> WHAT YOU ARE ASKED TO DO
Could you update the records below so that each "country-value" becomes "country-total", with nothing else changed?

--- start of DATA ENTRIES ---

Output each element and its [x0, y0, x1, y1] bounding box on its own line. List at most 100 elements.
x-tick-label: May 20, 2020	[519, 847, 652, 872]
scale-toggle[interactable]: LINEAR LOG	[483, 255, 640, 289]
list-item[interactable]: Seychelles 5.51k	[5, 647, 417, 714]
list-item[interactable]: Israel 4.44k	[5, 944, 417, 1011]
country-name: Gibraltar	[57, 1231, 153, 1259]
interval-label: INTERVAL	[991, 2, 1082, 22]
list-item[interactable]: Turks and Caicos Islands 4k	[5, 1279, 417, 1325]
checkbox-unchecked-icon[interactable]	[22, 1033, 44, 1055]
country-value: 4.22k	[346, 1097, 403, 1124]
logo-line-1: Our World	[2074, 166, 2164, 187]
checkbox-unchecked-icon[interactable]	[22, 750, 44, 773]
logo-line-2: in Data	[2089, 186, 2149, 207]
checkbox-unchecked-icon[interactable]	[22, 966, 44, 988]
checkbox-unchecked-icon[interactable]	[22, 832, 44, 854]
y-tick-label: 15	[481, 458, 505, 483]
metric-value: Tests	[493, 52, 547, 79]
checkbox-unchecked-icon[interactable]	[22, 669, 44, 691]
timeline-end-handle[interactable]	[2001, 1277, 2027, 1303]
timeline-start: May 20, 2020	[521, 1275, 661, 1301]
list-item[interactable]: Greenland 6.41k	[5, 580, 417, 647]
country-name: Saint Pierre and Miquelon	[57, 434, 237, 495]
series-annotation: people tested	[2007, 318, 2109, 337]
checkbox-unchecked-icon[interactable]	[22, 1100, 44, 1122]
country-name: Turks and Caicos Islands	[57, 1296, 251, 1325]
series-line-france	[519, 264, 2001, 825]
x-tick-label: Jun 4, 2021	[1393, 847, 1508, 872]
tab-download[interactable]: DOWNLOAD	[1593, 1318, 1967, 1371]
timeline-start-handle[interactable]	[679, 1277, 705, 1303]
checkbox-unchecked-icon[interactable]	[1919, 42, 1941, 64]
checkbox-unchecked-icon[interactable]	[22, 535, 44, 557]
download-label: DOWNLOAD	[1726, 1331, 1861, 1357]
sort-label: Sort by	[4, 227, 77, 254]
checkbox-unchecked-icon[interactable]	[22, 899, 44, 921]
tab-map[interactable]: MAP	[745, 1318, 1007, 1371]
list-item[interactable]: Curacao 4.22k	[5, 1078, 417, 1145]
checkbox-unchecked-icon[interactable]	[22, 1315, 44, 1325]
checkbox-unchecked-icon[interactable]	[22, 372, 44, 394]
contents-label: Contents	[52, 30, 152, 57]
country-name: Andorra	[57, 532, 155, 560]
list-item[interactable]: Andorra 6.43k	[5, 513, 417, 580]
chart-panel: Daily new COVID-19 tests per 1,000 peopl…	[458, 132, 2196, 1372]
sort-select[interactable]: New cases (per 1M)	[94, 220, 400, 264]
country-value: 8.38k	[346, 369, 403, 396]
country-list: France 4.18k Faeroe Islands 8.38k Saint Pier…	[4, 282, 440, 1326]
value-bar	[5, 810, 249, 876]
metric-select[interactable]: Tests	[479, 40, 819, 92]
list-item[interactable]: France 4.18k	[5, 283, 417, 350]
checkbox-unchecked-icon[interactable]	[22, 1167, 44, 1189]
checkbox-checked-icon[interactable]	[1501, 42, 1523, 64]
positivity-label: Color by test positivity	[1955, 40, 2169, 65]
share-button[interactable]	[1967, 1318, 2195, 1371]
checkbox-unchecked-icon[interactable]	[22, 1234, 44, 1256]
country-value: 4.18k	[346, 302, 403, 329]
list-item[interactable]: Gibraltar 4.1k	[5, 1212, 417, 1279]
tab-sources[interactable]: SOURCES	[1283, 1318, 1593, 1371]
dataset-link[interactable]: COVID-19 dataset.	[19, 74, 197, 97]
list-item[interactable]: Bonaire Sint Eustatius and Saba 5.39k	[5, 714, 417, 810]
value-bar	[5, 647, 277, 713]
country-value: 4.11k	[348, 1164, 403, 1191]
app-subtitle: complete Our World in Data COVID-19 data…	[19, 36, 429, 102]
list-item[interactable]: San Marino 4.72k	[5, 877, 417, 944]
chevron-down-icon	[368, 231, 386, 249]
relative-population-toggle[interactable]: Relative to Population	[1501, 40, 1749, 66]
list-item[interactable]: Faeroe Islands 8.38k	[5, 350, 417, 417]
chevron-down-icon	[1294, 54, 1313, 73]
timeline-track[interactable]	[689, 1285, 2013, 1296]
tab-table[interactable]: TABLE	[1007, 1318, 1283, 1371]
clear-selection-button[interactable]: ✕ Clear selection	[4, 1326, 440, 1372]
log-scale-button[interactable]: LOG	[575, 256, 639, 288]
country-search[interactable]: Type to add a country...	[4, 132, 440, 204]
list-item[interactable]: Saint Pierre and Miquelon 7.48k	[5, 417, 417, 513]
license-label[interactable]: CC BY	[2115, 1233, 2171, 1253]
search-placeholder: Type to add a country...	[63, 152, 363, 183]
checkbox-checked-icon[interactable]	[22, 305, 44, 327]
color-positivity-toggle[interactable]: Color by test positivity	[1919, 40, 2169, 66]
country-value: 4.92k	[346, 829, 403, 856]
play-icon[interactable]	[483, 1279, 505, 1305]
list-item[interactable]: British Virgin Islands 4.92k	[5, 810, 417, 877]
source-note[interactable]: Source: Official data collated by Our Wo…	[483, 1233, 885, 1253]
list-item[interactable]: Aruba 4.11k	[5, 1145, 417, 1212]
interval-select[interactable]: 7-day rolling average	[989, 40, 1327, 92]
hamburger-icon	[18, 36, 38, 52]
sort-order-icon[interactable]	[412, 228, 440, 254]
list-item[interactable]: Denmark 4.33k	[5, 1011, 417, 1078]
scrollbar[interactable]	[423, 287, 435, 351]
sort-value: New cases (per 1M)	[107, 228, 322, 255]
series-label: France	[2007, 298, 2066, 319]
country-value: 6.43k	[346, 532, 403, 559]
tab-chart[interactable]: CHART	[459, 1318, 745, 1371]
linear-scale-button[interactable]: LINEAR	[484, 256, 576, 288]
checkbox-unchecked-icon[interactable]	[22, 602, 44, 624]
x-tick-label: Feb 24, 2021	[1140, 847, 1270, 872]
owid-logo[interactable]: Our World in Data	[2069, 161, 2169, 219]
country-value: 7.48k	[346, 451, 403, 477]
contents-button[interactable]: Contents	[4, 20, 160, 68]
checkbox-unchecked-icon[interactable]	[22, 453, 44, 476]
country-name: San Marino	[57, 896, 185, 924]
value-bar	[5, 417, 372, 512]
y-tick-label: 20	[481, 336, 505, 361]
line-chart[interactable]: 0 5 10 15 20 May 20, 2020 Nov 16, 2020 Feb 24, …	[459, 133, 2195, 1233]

--- end of DATA ENTRIES ---

> RESPONSE TO THIS EXERCISE
Output each element and its [x0, y0, x1, y1] bounding box on its own line. List at most 100 elements.
x-tick-label: May 20, 2020	[519, 847, 652, 872]
scale-toggle[interactable]: LINEAR LOG	[483, 255, 640, 289]
list-item[interactable]: Seychelles 5.51k	[5, 647, 417, 714]
list-item[interactable]: Israel 4.44k	[5, 944, 417, 1011]
country-name: Gibraltar	[57, 1231, 153, 1259]
interval-label: INTERVAL	[991, 2, 1082, 22]
list-item[interactable]: Turks and Caicos Islands 4k	[5, 1279, 417, 1325]
checkbox-unchecked-icon[interactable]	[22, 1033, 44, 1055]
country-total: 4.22k	[346, 1097, 403, 1124]
logo-line-1: Our World	[2074, 166, 2164, 187]
checkbox-unchecked-icon[interactable]	[22, 750, 44, 773]
logo-line-2: in Data	[2089, 186, 2149, 207]
checkbox-unchecked-icon[interactable]	[22, 966, 44, 988]
checkbox-unchecked-icon[interactable]	[22, 832, 44, 854]
y-tick-label: 15	[481, 458, 505, 483]
metric-value: Tests	[493, 52, 547, 79]
checkbox-unchecked-icon[interactable]	[22, 669, 44, 691]
timeline-end-handle[interactable]	[2001, 1277, 2027, 1303]
timeline-start: May 20, 2020	[521, 1275, 661, 1301]
list-item[interactable]: Greenland 6.41k	[5, 580, 417, 647]
country-name: Saint Pierre and Miquelon	[57, 434, 237, 495]
series-annotation: people tested	[2007, 318, 2109, 337]
checkbox-unchecked-icon[interactable]	[22, 1100, 44, 1122]
country-name: Turks and Caicos Islands	[57, 1296, 251, 1325]
series-line-france	[519, 264, 2001, 825]
x-tick-label: Jun 4, 2021	[1393, 847, 1508, 872]
tab-download[interactable]: DOWNLOAD	[1593, 1318, 1967, 1371]
timeline-start-handle[interactable]	[679, 1277, 705, 1303]
checkbox-unchecked-icon[interactable]	[1919, 42, 1941, 64]
checkbox-unchecked-icon[interactable]	[22, 535, 44, 557]
download-label: DOWNLOAD	[1726, 1331, 1861, 1357]
sort-label: Sort by	[4, 227, 77, 254]
checkbox-unchecked-icon[interactable]	[22, 899, 44, 921]
tab-map[interactable]: MAP	[745, 1318, 1007, 1371]
list-item[interactable]: Curacao 4.22k	[5, 1078, 417, 1145]
checkbox-unchecked-icon[interactable]	[22, 1315, 44, 1325]
checkbox-unchecked-icon[interactable]	[22, 372, 44, 394]
contents-label: Contents	[52, 30, 152, 57]
country-name: Andorra	[57, 532, 155, 560]
list-item[interactable]: Andorra 6.43k	[5, 513, 417, 580]
chart-panel: Daily new COVID-19 tests per 1,000 peopl…	[458, 132, 2196, 1372]
sort-select[interactable]: New cases (per 1M)	[94, 220, 400, 264]
country-total: 8.38k	[346, 369, 403, 396]
country-list: France 4.18k Faeroe Islands 8.38k Saint Pier…	[4, 282, 440, 1326]
value-bar	[5, 810, 249, 876]
metric-select[interactable]: Tests	[479, 40, 819, 92]
list-item[interactable]: France 4.18k	[5, 283, 417, 350]
checkbox-unchecked-icon[interactable]	[22, 1167, 44, 1189]
checkbox-checked-icon[interactable]	[1501, 42, 1523, 64]
positivity-label: Color by test positivity	[1955, 40, 2169, 65]
share-button[interactable]	[1967, 1318, 2195, 1371]
checkbox-unchecked-icon[interactable]	[22, 1234, 44, 1256]
country-total: 4.18k	[346, 302, 403, 329]
list-item[interactable]: Gibraltar 4.1k	[5, 1212, 417, 1279]
tab-sources[interactable]: SOURCES	[1283, 1318, 1593, 1371]
dataset-link[interactable]: COVID-19 dataset.	[19, 74, 197, 97]
list-item[interactable]: Bonaire Sint Eustatius and Saba 5.39k	[5, 714, 417, 810]
value-bar	[5, 647, 277, 713]
country-total: 4.11k	[348, 1164, 403, 1191]
app-subtitle: complete Our World in Data COVID-19 data…	[19, 36, 429, 102]
list-item[interactable]: San Marino 4.72k	[5, 877, 417, 944]
chevron-down-icon	[368, 231, 386, 249]
relative-population-toggle[interactable]: Relative to Population	[1501, 40, 1749, 66]
list-item[interactable]: Faeroe Islands 8.38k	[5, 350, 417, 417]
chevron-down-icon	[1294, 54, 1313, 73]
timeline-track[interactable]	[689, 1285, 2013, 1296]
tab-table[interactable]: TABLE	[1007, 1318, 1283, 1371]
clear-selection-button[interactable]: ✕ Clear selection	[4, 1326, 440, 1372]
log-scale-button[interactable]: LOG	[575, 256, 639, 288]
country-search[interactable]: Type to add a country...	[4, 132, 440, 204]
list-item[interactable]: Saint Pierre and Miquelon 7.48k	[5, 417, 417, 513]
license-label[interactable]: CC BY	[2115, 1233, 2171, 1253]
search-placeholder: Type to add a country...	[63, 152, 363, 183]
checkbox-checked-icon[interactable]	[22, 305, 44, 327]
color-positivity-toggle[interactable]: Color by test positivity	[1919, 40, 2169, 66]
country-total: 4.92k	[346, 829, 403, 856]
play-icon[interactable]	[483, 1279, 505, 1305]
list-item[interactable]: British Virgin Islands 4.92k	[5, 810, 417, 877]
source-note[interactable]: Source: Official data collated by Our Wo…	[483, 1233, 885, 1253]
list-item[interactable]: Aruba 4.11k	[5, 1145, 417, 1212]
interval-select[interactable]: 7-day rolling average	[989, 40, 1327, 92]
hamburger-icon	[18, 36, 38, 52]
sort-order-icon[interactable]	[412, 228, 440, 254]
list-item[interactable]: Denmark 4.33k	[5, 1011, 417, 1078]
scrollbar[interactable]	[423, 287, 435, 351]
sort-value: New cases (per 1M)	[107, 228, 322, 255]
series-label: France	[2007, 298, 2066, 319]
country-total: 6.43k	[346, 532, 403, 559]
tab-chart[interactable]: CHART	[459, 1318, 745, 1371]
linear-scale-button[interactable]: LINEAR	[484, 256, 576, 288]
checkbox-unchecked-icon[interactable]	[22, 602, 44, 624]
x-tick-label: Feb 24, 2021	[1140, 847, 1270, 872]
owid-logo[interactable]: Our World in Data	[2069, 161, 2169, 219]
country-total: 7.48k	[346, 451, 403, 477]
contents-button[interactable]: Contents	[4, 20, 160, 68]
checkbox-unchecked-icon[interactable]	[22, 453, 44, 476]
country-name: San Marino	[57, 896, 185, 924]
value-bar	[5, 417, 372, 512]
y-tick-label: 20	[481, 336, 505, 361]
line-chart[interactable]: 0 5 10 15 20 May 20, 2020 Nov 16, 2020 Feb 24, …	[459, 133, 2195, 1233]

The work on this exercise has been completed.